Data entries
════

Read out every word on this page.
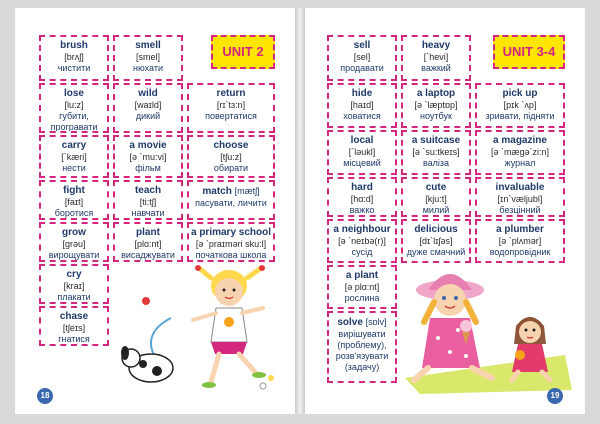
UNIT 2
brush
[brʌʃ]
чистити
smell
[smel]
нюхати
lose
[lu:z]
губити, програвати
wild
[waɪld]
дикий
return
[rɪ`tɜ:n]
повертатися
carry
[`kæri]
нести
a movie
[ə `mu:vi]
фільм
choose
[tʃu:z]
обирати
fight
[faɪt]
боротися
teach
[ti:tʃ]
навчати
match [mætʃ]
пасувати, личити
grow
[grəu]
вирощувати
plant
[plɑ:nt]
висаджувати
a primary school
[ə `praɪməri sku:l]
початкова школа
cry
[kraɪ]
плакати
chase
[tʃeɪs]
гнатися
18
UNIT 3-4
sell
[sel]
продавати
heavy
[`hevi]
важкий
hide
[haɪd]
ховатися
a laptop
[ə `læptɒp]
ноутбук
pick up
[pɪk `ʌp]
зривати, підняти
local
[`ləukl]
місцевий
a suitcase
[ə `su:tkeɪs]
валіза
a magazine
[ə `mægə`zi:n]
журнал
hard
[hɑ:d]
важко
cute
[kju:t]
милий
invaluable
[ɪn`væljubl]
безцінний
a neighbour
[ə `neɪbə(r)]
сусід
delicious
[dɪ`lɪʃəs]
дуже смачний
a plumber
[ə `plʌmər]
водопровідник
a plant
[ə plɑ:nt]
рослина
solve [sɒlv]
вирішувати (проблему), розв'язувати (задачу)
19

════

Task prompt:
Could you reproduce every record above exactly, leaving out the pictures?

Written solution:
Read out every word on this page.
UNIT 2
brush
[brʌʃ]
чистити
smell
[smel]
нюхати
lose
[lu:z]
губити, програвати
wild
[waɪld]
дикий
return
[rɪ`tɜ:n]
повертатися
carry
[`kæri]
нести
a movie
[ə `mu:vi]
фільм
choose
[tʃu:z]
обирати
fight
[faɪt]
боротися
teach
[ti:tʃ]
навчати
match [mætʃ]
пасувати, личити
grow
[grəu]
вирощувати
plant
[plɑ:nt]
висаджувати
a primary school
[ə `praɪməri sku:l]
початкова школа
cry
[kraɪ]
плакати
chase
[tʃeɪs]
гнатися
18
UNIT 3-4
sell
[sel]
продавати
heavy
[`hevi]
важкий
hide
[haɪd]
ховатися
a laptop
[ə `læptɒp]
ноутбук
pick up
[pɪk `ʌp]
зривати, підняти
local
[`ləukl]
місцевий
a suitcase
[ə `su:tkeɪs]
валіза
a magazine
[ə `mægə`zi:n]
журнал
hard
[hɑ:d]
важко
cute
[kju:t]
милий
invaluable
[ɪn`væljubl]
безцінний
a neighbour
[ə `neɪbə(r)]
сусід
delicious
[dɪ`lɪʃəs]
дуже смачний
a plumber
[ə `plʌmər]
водопровідник
a plant
[ə plɑ:nt]
рослина
solve [sɒlv]
вирішувати (проблему), розв'язувати (задачу)
19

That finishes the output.